-- begin MATERIALS PROVIDED --

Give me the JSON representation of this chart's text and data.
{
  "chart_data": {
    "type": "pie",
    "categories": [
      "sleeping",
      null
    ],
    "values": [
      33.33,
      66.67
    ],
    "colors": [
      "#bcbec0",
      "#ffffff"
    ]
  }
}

-- end MATERIALS PROVIDED --

GOAL: Extract all of the data shown above without alteration.

WRITTEN RESPONSE:
Give me the JSON representation of this chart's text and data.
{
  "chart_data": {
    "type": "pie",
    "categories": [
      "sleeping",
      null
    ],
    "values": [
      33.33,
      66.67
    ],
    "colors": [
      "#bcbec0",
      "#ffffff"
    ]
  }
}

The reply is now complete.